Entries from a dataset |
▶
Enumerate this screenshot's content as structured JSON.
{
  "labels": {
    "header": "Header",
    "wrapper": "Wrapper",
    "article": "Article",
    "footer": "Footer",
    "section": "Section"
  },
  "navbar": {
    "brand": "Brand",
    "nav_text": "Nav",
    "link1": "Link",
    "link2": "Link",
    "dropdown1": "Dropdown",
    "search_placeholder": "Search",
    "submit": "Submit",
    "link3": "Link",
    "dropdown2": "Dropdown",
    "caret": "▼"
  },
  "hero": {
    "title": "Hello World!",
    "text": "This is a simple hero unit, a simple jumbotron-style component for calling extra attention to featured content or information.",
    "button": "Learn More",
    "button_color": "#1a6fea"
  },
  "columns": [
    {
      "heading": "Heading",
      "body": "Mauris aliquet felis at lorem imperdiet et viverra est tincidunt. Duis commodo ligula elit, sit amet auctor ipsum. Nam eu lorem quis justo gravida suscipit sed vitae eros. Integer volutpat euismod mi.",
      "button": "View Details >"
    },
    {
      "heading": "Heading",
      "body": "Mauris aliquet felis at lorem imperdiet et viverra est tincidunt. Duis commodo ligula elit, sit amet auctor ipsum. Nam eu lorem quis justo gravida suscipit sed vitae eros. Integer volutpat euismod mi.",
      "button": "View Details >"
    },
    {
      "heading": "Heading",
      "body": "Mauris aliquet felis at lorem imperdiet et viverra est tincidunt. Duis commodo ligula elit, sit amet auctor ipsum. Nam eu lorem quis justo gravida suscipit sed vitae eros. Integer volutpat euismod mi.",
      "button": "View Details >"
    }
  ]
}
◀
STATED GOAL | Extract the full listing above without altering anything.

ANSWER TO THE TASK |
Enumerate this screenshot's content as structured JSON.
{
  "labels": {
    "header": "Header",
    "wrapper": "Wrapper",
    "article": "Article",
    "footer": "Footer",
    "section": "Section"
  },
  "navbar": {
    "brand": "Brand",
    "nav_text": "Nav",
    "link1": "Link",
    "link2": "Link",
    "dropdown1": "Dropdown",
    "search_placeholder": "Search",
    "submit": "Submit",
    "link3": "Link",
    "dropdown2": "Dropdown",
    "caret": "▼"
  },
  "hero": {
    "title": "Hello World!",
    "text": "This is a simple hero unit, a simple jumbotron-style component for calling extra attention to featured content or information.",
    "button": "Learn More",
    "button_color": "#1a6fea"
  },
  "columns": [
    {
      "heading": "Heading",
      "body": "Mauris aliquet felis at lorem imperdiet et viverra est tincidunt. Duis commodo ligula elit, sit amet auctor ipsum. Nam eu lorem quis justo gravida suscipit sed vitae eros. Integer volutpat euismod mi.",
      "button": "View Details >"
    },
    {
      "heading": "Heading",
      "body": "Mauris aliquet felis at lorem imperdiet et viverra est tincidunt. Duis commodo ligula elit, sit amet auctor ipsum. Nam eu lorem quis justo gravida suscipit sed vitae eros. Integer volutpat euismod mi.",
      "button": "View Details >"
    },
    {
      "heading": "Heading",
      "body": "Mauris aliquet felis at lorem imperdiet et viverra est tincidunt. Duis commodo ligula elit, sit amet auctor ipsum. Nam eu lorem quis justo gravida suscipit sed vitae eros. Integer volutpat euismod mi.",
      "button": "View Details >"
    }
  ]
}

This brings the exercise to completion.